■ **Kutipan Teks**
= = = = = = =

EU Green Engineering Hub dirancang sebagai pintu masuk bagi masyarakat Indonesia untuk mengenal lebih jauh peluang di bidang rekayasa hijau. Melalui platform tersebut, pengguna dapat menelusuri program beasiswa di berbagai negara anggota Uni Eropa. Informasi tersebut mencakup bidang-bidang seperti energi terbarukan, desain berkelanjutan, teknologi lingkungan, peluang riset, magang, pekerjaan, serta pendanaan pendidikan.

Wakil Rektor IV Bidang Kerja Sama dan Pengembangan Universitas AMIKOM Yogyakarta, Prof. Arief Setyanto, S.Si., M.T., Ph.D., menyampaikan bahwa EU Green Engineering Hub tidak hanya ditujukan untuk satu jenjang pendidikan. Menurutnya, platform ini dapat dimanfaatkan oleh calon mahasiswa S1, S2, S3, peneliti, maupun pihak lain yang ingin mengembangkan kompetensi di bidang green engineering.

Beliau menekankan bahwa istilah green engineering tidak boleh dipahami secara sempit. Menurutnya, bidang ini tidak hanya berkaitan dengan kehutanan atau lingkungan secara langsung, tetapi juga mencakup banyak disiplin ilmu lain, termasuk computer science, elektronika, komunikasi, otomasi, dan teknologi pendukung lainnya.

Pemahaman tersebut menjadi penting karena solusi untuk isu perubahan iklim membutuhkan keterlibatan berbagai bidang ilmu. Dalam konteks ini, mahasiswa dari rumpun teknologi dan informatika juga memiliki ruang untuk berkontribusi, baik melalui riset, pengembangan sistem, analisis data, maupun inovasi berbasis digital.

= = = = = = =

■ **Materi yang Disediakan**
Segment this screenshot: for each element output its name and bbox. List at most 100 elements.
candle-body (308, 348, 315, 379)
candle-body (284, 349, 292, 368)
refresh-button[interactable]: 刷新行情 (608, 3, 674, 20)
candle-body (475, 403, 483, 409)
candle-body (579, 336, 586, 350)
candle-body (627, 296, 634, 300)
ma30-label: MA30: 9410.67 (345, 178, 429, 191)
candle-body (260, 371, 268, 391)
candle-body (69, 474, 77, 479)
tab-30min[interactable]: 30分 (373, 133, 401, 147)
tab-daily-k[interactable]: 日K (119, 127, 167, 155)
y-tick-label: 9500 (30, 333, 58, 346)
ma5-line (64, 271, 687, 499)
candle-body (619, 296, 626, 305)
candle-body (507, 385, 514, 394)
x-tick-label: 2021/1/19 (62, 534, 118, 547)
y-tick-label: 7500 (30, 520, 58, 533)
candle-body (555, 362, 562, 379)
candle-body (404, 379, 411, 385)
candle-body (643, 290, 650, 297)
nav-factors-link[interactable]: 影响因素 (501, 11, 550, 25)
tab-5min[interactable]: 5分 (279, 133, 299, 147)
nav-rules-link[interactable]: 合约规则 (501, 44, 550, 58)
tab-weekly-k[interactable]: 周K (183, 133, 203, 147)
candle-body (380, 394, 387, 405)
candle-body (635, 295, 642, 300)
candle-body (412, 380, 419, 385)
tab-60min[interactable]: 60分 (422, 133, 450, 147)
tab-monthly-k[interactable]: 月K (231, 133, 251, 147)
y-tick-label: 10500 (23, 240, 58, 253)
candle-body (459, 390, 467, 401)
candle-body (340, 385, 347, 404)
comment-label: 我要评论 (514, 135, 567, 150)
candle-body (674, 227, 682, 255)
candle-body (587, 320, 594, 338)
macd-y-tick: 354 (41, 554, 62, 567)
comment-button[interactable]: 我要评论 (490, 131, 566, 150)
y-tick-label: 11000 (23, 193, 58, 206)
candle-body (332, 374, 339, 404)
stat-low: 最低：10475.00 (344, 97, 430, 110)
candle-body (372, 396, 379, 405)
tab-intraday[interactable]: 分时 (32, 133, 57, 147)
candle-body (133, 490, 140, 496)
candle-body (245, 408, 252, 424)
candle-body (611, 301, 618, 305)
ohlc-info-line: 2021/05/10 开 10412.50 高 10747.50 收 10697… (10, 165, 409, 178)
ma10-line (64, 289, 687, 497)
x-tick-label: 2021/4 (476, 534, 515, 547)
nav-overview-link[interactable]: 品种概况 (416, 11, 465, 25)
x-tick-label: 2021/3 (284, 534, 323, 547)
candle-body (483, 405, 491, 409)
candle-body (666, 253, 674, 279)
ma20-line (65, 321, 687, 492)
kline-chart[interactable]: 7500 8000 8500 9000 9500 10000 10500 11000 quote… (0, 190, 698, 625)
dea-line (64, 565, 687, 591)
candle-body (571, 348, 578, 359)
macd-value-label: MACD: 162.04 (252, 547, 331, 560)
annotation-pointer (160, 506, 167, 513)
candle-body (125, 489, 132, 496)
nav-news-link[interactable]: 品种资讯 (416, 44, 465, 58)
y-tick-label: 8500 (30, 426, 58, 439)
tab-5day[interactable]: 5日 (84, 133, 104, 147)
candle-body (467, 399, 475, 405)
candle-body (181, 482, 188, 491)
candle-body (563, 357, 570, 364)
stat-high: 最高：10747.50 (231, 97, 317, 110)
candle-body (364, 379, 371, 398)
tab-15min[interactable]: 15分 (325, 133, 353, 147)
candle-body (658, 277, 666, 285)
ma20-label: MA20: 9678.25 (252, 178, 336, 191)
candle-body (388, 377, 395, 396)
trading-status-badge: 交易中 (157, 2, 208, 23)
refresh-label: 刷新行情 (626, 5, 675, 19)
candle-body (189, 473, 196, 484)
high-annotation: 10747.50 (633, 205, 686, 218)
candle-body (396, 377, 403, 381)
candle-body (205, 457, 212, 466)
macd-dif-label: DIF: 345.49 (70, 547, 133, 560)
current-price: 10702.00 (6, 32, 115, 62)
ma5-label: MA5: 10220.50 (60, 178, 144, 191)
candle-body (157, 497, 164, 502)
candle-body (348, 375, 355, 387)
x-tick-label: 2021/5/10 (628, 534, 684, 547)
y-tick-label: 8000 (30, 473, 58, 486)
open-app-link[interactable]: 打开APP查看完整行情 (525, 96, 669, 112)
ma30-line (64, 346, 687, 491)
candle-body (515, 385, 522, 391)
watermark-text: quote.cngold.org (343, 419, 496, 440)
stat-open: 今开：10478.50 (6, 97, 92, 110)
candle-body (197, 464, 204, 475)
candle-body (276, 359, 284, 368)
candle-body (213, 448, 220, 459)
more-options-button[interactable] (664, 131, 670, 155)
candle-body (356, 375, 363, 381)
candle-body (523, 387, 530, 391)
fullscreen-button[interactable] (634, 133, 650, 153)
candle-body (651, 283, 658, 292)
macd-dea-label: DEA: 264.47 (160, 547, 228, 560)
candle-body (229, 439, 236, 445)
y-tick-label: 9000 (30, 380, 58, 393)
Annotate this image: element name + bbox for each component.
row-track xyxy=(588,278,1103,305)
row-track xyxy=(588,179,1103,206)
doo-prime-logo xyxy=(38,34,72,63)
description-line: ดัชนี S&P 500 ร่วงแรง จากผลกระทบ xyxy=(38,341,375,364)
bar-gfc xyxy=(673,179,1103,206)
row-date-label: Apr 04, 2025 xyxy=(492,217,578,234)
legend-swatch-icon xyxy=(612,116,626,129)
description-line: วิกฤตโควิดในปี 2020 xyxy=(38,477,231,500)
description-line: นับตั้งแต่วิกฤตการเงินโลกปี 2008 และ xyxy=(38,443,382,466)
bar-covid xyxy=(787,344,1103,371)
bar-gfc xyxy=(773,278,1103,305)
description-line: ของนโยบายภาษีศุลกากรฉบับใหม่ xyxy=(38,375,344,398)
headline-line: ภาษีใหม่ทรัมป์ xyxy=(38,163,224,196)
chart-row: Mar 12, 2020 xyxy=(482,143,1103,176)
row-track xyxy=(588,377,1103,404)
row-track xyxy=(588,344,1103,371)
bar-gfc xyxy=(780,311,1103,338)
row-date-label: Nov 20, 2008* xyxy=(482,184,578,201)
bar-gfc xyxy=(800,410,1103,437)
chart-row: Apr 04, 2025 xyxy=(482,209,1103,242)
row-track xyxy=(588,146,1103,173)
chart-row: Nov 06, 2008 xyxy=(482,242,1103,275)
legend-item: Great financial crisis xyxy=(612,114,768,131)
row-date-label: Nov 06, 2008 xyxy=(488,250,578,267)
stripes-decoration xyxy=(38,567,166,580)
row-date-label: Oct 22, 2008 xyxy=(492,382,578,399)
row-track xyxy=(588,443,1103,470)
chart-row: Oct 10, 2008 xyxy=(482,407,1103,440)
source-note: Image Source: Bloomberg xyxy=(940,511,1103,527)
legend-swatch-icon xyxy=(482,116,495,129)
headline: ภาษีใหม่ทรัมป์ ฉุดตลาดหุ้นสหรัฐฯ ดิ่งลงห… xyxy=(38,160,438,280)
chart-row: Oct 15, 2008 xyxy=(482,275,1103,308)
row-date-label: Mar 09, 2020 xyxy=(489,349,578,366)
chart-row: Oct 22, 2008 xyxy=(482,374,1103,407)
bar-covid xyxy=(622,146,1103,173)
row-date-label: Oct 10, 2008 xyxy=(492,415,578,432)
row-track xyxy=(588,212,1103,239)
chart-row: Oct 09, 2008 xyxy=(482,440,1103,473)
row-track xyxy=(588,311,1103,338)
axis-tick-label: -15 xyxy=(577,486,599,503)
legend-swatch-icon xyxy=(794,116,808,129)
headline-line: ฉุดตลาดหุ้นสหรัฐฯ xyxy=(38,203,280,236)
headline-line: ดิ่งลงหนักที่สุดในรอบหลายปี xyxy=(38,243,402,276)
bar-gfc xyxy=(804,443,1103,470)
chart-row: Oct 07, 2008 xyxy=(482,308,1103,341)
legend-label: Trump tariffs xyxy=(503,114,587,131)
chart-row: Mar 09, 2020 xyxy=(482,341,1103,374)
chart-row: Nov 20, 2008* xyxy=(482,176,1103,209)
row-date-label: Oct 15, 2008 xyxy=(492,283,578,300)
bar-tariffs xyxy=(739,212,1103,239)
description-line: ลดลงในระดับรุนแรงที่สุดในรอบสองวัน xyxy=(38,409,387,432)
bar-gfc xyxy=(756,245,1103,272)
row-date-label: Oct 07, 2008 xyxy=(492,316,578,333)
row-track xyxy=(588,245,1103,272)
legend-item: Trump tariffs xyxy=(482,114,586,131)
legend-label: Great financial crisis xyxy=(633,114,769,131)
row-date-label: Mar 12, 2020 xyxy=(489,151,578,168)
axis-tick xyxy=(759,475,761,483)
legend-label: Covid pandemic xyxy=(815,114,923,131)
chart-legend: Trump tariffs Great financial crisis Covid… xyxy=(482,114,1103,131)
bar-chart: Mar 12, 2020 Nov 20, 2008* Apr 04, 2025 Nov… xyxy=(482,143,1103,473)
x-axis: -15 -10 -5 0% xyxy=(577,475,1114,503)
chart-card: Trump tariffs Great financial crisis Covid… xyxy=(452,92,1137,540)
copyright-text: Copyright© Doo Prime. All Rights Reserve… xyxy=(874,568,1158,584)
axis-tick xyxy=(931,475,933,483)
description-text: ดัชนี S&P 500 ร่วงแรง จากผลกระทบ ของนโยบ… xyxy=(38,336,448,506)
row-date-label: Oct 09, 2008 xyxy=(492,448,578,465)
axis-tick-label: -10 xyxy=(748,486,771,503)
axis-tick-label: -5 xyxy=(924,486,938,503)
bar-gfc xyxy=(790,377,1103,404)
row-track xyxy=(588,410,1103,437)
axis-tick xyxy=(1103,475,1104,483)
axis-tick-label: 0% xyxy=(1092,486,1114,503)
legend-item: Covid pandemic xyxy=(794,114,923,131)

= = = = = = =

■ **Soal dan Tugas**
1. Menurut teks tentang EU Green Engineering Hub, jabatan apa yang dipegang Prof. Arief Setyanto, S.Si., M.T., Ph.D.?
2. Kutiplah bagian teks tentang EU Green Engineering Hub antara "EU Green Engineering Hub dirancang" dan "bidang green engineering.", termasuk kedua bagian tersebut.
Materi di atas berasal dari sumber lain, terpisah dari teks.

■ **Jawaban per Soal**
1. Wakil Rektor IV Bidang Kerja Sama dan Pengembangan Universitas AMIKOM Yogyakarta.

2.
EU Green Engineering Hub dirancang sebagai pintu masuk bagi masyarakat Indonesia untuk mengenal lebih jauh peluang di bidang rekayasa hijau. Melalui platform tersebut, pengguna dapat menelusuri program beasiswa di berbagai negara anggota Uni Eropa. Informasi tersebut mencakup bidang-bidang seperti energi terbarukan, desain berkelanjutan, teknologi lingkungan, peluang riset, magang, pekerjaan, serta pendanaan pendidikan.

Wakil Rektor IV Bidang Kerja Sama dan Pengembangan Universitas AMIKOM Yogyakarta, Prof. Arief Setyanto, S.Si., M.T., Ph.D., menyampaikan bahwa EU Green Engineering Hub tidak hanya ditujukan untuk satu jenjang pendidikan. Menurutnya, platform ini dapat dimanfaatkan oleh calon mahasiswa S1, S2, S3, peneliti, maupun pihak lain yang ingin mengembangkan kompetensi di bidang green engineering.